- _Task description_
Search the data for the string "this" and gather each line it is in.

[Stored data entries]
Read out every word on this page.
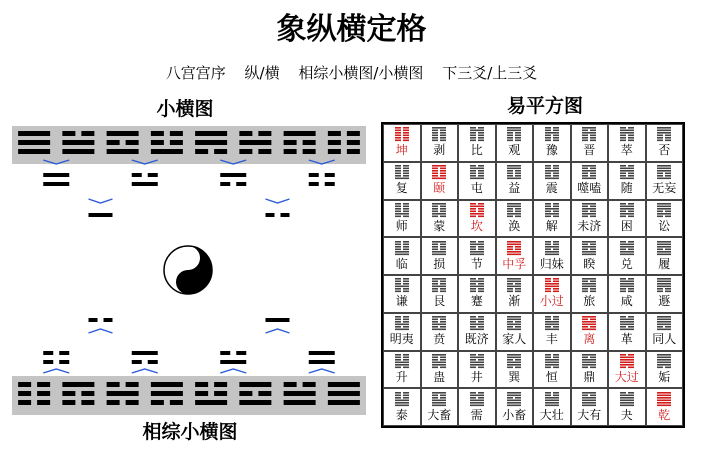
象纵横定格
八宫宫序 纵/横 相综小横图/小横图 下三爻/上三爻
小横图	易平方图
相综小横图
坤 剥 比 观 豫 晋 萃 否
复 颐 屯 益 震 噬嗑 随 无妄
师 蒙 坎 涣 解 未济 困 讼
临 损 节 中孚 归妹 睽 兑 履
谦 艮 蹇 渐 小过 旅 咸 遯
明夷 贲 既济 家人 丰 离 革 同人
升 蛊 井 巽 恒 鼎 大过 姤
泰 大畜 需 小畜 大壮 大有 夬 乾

---

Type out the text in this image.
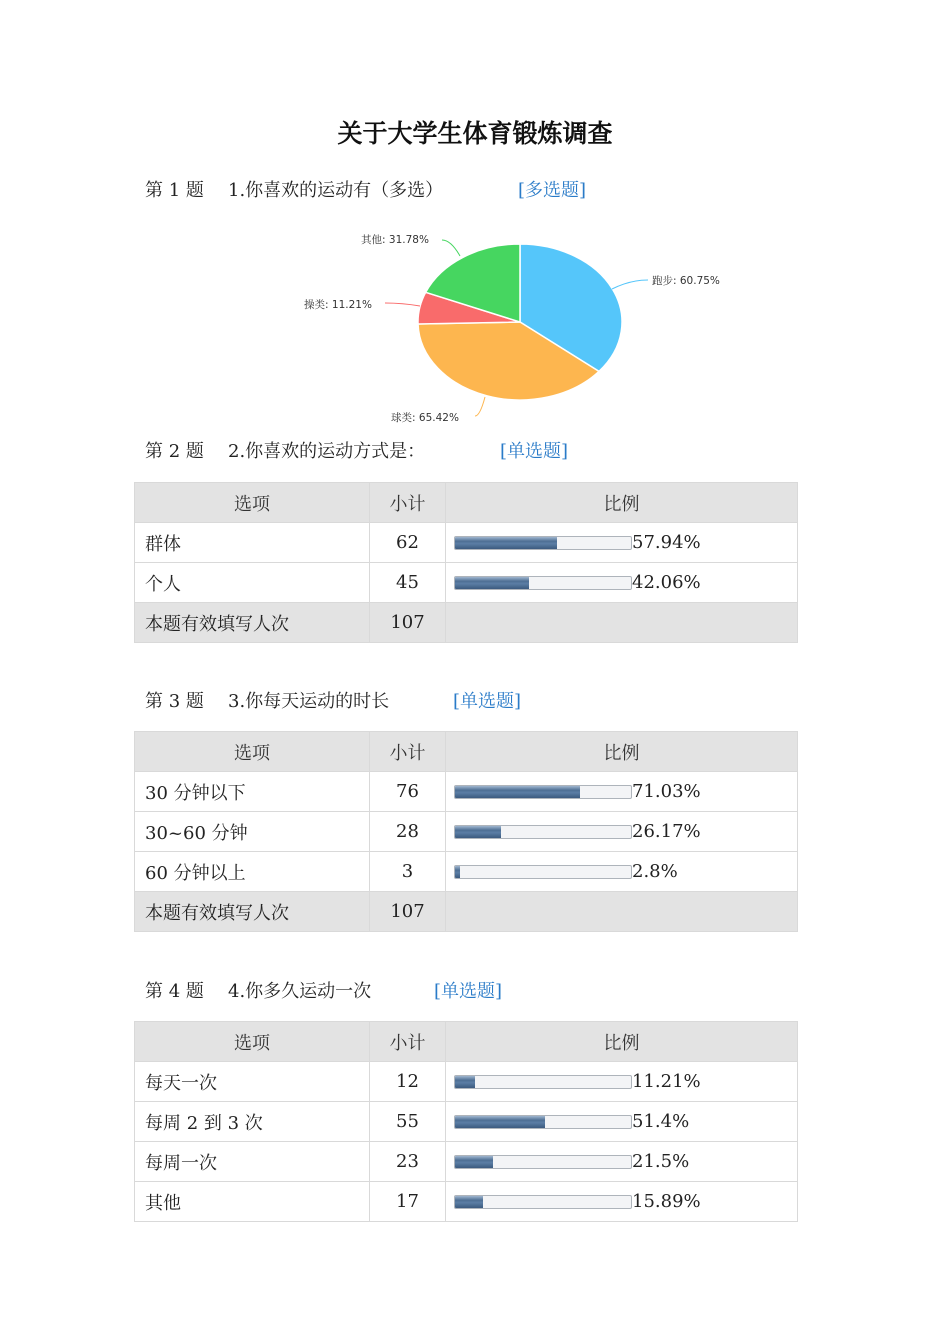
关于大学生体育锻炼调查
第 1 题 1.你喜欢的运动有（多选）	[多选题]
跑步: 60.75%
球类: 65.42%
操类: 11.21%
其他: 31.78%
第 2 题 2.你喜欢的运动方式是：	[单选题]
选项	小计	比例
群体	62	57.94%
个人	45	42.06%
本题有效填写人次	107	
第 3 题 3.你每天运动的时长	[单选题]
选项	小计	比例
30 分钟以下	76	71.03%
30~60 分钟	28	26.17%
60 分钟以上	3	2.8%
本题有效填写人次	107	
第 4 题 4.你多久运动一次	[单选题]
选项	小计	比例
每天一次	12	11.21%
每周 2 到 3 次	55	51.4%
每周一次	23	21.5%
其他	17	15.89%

- _Solution_
Read out every word on this page.
Type out the text in this image.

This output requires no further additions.